Supplied data:
↓

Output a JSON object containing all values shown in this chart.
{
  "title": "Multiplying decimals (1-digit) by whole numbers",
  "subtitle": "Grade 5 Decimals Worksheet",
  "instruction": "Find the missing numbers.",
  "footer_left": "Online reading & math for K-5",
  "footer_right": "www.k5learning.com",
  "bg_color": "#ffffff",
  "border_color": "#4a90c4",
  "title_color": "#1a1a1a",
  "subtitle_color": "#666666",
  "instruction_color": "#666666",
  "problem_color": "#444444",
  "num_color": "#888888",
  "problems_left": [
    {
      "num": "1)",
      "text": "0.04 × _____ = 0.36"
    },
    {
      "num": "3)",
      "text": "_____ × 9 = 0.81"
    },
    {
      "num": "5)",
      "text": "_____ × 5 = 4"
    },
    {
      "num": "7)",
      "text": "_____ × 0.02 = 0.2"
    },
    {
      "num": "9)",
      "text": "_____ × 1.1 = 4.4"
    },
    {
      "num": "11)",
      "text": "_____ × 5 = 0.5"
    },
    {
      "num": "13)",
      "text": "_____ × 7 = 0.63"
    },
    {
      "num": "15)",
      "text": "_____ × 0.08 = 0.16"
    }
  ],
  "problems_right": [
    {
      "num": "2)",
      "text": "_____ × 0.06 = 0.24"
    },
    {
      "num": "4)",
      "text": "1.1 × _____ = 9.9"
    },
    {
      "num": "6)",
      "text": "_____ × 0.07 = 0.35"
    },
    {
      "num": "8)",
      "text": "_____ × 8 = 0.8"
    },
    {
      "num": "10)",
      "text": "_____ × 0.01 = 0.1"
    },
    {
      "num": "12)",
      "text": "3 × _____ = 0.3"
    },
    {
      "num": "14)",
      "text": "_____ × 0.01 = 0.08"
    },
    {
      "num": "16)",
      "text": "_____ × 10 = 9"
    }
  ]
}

↑
↓

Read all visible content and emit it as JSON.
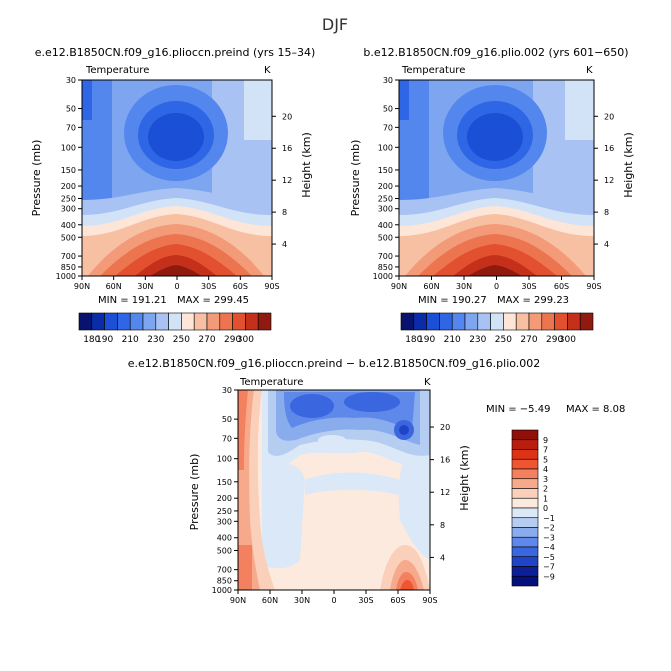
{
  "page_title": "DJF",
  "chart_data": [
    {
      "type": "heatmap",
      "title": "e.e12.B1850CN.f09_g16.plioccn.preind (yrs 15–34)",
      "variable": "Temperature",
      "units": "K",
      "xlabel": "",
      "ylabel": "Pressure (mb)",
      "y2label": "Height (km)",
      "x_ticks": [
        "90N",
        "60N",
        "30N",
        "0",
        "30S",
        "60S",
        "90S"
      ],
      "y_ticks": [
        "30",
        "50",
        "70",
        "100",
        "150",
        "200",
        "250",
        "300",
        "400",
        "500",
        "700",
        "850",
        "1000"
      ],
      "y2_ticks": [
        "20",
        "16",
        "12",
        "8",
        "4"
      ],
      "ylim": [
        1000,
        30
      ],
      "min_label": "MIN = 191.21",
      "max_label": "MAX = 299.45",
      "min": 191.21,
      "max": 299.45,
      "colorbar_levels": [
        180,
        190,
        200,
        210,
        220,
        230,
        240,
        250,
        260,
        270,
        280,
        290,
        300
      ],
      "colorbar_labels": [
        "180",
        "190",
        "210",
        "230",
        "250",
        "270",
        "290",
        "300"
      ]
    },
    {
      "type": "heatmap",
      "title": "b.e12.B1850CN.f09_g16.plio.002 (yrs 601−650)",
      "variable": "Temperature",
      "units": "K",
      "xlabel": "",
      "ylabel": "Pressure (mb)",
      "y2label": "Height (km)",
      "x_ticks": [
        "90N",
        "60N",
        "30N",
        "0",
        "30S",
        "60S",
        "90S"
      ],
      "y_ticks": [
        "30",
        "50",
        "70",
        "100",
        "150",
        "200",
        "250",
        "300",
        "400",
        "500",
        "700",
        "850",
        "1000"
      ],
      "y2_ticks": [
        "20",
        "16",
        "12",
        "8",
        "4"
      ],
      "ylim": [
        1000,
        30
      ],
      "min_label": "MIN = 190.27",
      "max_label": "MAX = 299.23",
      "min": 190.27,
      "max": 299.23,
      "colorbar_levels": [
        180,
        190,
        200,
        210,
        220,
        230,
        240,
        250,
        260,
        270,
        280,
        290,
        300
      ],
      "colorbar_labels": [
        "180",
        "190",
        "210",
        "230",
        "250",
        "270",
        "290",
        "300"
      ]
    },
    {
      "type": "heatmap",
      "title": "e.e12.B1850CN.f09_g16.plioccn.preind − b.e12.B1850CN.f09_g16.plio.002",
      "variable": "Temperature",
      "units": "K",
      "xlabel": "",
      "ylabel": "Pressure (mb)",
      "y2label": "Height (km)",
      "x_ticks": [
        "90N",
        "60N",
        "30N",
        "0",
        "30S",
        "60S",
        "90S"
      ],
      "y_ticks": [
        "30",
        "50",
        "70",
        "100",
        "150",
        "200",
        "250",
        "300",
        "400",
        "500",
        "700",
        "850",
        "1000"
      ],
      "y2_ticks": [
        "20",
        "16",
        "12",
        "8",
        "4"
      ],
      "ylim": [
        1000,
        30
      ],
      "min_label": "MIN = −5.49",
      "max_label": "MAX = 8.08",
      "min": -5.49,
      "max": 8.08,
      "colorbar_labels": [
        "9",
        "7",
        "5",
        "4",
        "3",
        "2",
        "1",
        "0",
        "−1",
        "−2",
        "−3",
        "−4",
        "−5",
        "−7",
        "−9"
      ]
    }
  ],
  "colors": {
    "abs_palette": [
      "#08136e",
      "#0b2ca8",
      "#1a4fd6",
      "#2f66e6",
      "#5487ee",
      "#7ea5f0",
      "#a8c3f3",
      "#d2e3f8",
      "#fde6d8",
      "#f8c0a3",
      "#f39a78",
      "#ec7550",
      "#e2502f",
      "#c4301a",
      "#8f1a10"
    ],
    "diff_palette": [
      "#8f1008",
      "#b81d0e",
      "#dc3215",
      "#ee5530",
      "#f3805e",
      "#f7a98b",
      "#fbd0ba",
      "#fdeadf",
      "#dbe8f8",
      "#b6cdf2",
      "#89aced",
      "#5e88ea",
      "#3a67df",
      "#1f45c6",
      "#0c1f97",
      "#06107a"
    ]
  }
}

↑

Directions for this task: Look through the data and show every line containing "JSON".

Written answer:
Output a JSON object containing all values shown in this chart.
Read all visible content and emit it as JSON.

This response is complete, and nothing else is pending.